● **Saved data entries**
┌────────

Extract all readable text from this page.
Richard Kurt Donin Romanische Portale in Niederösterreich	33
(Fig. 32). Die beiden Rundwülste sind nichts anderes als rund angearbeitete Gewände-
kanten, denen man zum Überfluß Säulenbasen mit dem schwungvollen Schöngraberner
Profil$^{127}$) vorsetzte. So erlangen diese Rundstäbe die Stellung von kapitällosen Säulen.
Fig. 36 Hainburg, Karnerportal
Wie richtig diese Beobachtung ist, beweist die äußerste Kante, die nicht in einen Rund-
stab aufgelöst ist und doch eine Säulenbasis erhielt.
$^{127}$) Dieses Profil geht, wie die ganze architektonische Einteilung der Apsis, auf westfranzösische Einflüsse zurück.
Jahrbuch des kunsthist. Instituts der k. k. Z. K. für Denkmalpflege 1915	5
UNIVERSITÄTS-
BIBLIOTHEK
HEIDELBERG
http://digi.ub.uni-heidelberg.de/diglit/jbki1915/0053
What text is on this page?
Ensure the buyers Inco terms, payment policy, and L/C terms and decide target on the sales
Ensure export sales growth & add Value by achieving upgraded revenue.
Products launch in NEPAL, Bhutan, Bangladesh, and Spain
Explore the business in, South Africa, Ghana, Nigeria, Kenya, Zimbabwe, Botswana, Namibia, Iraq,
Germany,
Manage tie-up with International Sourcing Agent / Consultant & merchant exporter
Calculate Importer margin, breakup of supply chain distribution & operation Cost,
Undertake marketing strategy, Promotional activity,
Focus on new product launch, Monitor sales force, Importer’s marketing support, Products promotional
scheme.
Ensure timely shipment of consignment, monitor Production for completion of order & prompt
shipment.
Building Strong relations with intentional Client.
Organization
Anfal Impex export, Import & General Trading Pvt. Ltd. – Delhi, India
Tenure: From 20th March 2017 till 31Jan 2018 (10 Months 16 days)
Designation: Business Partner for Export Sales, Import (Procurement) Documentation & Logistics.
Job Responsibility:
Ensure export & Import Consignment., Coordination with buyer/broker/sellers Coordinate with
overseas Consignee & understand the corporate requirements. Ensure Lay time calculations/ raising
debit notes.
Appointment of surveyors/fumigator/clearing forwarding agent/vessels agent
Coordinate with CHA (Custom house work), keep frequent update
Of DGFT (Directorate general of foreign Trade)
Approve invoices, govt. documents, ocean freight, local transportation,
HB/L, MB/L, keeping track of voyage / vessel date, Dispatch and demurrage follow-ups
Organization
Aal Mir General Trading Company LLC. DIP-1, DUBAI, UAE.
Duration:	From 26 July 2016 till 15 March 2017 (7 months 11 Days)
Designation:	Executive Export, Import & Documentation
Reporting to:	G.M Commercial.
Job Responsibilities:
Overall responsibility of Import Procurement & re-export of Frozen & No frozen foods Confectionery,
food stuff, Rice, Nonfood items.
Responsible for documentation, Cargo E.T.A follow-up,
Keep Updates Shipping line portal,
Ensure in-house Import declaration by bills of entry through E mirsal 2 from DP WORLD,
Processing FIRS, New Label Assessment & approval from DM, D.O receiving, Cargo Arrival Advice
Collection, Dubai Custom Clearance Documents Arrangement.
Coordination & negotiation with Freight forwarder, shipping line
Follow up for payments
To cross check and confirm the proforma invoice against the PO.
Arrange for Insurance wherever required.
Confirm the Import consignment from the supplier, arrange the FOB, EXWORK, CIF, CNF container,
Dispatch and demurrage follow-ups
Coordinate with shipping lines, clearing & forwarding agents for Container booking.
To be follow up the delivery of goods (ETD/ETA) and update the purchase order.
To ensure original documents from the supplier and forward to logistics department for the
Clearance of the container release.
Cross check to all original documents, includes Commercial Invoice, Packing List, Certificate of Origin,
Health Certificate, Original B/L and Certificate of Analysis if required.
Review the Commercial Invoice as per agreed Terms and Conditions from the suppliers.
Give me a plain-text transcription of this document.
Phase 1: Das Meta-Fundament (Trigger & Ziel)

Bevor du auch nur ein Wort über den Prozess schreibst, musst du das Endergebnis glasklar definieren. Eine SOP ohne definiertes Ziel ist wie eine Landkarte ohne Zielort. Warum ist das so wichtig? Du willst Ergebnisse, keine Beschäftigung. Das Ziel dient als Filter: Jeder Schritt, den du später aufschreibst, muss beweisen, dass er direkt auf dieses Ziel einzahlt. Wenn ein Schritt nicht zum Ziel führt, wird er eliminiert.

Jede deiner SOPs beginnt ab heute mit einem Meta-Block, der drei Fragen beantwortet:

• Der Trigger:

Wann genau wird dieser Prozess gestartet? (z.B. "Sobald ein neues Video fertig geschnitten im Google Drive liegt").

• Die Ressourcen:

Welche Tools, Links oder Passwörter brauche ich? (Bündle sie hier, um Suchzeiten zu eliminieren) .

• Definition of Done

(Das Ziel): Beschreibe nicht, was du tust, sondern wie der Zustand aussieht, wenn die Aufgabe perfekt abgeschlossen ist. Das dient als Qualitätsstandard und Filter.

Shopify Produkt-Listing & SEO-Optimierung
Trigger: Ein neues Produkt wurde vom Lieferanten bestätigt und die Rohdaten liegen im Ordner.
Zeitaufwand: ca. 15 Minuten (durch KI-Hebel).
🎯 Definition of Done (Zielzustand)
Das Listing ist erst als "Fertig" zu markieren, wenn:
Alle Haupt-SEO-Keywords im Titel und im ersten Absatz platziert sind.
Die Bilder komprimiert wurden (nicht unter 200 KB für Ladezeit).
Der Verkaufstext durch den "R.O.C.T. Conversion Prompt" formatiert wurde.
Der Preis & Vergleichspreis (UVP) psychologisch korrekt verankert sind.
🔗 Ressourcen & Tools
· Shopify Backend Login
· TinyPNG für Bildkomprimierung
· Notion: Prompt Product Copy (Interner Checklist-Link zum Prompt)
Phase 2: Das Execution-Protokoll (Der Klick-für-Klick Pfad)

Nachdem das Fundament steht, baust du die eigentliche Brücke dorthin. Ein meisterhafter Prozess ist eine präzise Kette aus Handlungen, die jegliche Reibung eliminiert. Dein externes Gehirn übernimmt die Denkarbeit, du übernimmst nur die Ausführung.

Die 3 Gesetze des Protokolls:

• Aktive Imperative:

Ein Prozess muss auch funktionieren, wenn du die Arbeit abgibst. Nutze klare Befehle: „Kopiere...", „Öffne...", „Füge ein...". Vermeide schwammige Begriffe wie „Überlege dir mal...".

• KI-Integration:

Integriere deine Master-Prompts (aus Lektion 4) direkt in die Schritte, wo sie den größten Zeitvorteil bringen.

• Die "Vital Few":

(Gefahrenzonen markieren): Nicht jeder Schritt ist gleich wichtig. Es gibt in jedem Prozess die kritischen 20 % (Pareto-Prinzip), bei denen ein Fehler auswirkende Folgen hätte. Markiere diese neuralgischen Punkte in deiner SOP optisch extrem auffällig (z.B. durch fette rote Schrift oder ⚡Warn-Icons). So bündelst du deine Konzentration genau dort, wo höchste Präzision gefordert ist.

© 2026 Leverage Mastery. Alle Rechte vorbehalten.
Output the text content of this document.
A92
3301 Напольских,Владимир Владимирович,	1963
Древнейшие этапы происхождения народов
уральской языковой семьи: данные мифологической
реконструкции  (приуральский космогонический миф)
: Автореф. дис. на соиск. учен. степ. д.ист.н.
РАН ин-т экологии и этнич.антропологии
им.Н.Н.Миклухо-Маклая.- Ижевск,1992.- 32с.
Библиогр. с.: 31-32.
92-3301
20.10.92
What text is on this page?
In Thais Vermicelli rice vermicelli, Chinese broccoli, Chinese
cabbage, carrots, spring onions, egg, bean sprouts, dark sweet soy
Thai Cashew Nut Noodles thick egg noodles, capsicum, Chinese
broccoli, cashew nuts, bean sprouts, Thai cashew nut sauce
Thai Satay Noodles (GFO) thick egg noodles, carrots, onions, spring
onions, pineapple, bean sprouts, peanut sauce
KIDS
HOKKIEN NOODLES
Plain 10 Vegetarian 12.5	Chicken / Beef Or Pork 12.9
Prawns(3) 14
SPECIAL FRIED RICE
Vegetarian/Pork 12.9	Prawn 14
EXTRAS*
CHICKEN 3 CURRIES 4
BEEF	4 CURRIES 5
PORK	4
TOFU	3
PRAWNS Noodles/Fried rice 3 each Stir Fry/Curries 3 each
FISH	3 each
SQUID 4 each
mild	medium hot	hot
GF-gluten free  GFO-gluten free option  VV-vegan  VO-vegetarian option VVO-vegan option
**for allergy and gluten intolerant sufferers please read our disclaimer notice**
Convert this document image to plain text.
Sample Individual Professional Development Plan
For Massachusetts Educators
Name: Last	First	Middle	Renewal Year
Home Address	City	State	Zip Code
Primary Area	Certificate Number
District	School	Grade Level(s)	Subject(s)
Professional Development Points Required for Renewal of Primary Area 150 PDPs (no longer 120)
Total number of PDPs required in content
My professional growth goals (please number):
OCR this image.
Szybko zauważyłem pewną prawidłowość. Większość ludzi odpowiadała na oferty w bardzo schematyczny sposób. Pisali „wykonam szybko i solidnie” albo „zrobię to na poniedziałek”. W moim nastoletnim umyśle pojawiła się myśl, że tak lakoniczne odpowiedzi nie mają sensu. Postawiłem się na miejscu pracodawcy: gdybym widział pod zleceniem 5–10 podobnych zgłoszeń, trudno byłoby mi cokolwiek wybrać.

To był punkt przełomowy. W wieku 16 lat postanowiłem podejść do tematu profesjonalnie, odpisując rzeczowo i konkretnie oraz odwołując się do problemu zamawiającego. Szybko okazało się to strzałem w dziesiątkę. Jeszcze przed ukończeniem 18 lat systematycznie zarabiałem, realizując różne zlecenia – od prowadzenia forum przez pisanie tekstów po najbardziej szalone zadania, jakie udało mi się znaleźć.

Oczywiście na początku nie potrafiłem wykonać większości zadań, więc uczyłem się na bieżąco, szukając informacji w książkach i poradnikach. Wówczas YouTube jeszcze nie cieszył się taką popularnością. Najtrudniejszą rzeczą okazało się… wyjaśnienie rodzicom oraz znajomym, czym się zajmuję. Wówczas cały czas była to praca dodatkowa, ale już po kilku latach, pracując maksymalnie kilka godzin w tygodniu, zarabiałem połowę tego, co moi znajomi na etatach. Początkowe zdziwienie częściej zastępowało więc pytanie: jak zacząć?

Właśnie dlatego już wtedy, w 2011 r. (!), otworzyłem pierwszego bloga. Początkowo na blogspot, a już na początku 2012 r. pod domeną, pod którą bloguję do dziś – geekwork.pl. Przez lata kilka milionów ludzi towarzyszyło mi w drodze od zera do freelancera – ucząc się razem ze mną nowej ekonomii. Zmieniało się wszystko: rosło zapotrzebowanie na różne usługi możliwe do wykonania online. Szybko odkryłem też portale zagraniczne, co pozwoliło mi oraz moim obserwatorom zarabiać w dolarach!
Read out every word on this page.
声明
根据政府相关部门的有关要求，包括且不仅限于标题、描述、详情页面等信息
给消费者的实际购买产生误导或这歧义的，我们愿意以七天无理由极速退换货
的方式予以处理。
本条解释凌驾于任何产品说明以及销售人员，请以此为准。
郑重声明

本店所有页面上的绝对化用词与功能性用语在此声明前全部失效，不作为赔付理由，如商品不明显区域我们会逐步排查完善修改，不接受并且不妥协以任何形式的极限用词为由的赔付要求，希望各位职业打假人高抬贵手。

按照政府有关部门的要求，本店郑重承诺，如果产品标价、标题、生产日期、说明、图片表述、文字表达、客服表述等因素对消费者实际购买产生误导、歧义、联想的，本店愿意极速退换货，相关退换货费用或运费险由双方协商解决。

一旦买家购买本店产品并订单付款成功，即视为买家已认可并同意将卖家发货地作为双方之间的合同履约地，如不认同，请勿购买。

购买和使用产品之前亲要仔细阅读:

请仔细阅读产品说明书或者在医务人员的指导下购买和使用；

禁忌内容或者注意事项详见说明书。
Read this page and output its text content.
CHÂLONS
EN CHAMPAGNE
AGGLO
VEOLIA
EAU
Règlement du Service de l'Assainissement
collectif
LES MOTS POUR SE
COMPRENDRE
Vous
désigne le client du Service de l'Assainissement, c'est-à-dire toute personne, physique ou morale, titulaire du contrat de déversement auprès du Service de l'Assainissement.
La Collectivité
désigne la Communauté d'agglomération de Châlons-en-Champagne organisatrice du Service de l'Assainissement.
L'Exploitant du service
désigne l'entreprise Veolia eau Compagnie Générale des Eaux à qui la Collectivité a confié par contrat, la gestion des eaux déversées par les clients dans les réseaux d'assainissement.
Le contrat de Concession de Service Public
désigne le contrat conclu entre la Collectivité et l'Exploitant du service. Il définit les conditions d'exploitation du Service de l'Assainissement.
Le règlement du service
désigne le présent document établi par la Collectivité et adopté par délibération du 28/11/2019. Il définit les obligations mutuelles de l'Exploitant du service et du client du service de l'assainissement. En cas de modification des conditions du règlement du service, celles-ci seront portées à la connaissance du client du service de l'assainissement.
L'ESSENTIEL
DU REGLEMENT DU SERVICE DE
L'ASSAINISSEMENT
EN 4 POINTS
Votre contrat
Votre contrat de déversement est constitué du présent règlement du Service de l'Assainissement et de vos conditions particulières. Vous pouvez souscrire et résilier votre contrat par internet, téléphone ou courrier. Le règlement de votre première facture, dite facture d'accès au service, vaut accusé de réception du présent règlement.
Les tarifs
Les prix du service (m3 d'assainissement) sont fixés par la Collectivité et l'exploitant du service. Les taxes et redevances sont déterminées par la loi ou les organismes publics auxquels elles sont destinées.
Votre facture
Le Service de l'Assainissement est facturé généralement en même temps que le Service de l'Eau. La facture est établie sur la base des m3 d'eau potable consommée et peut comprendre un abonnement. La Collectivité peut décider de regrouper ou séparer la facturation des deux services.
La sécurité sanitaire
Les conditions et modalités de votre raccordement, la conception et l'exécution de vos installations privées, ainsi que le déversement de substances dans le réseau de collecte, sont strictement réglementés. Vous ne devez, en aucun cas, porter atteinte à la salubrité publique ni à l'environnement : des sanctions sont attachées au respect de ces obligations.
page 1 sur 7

└────────

● **Stated goal**
Show all lines from the records above where the word "oder" occurs.

● **The output**
Welche Tools, Links oder Passwörter brauche ich? (Bündle sie hier, um Suchzeiten zu eliminieren) .
(Gefahrenzonen markieren): Nicht jeder Schritt ist gleich wichtig. Es gibt in jedem Prozess die kritischen 20 % (Pareto-Prinzip), bei denen ein Fehler auswirkende Folgen hätte. Markiere diese neuralgischen Punkte in deiner SOP optisch extrem auffällig (z.B. durch fette rote Schrift oder ⚡Warn-Icons). So bündelst du deine Konzentration genau dort, wo höchste Präzision gefordert ist.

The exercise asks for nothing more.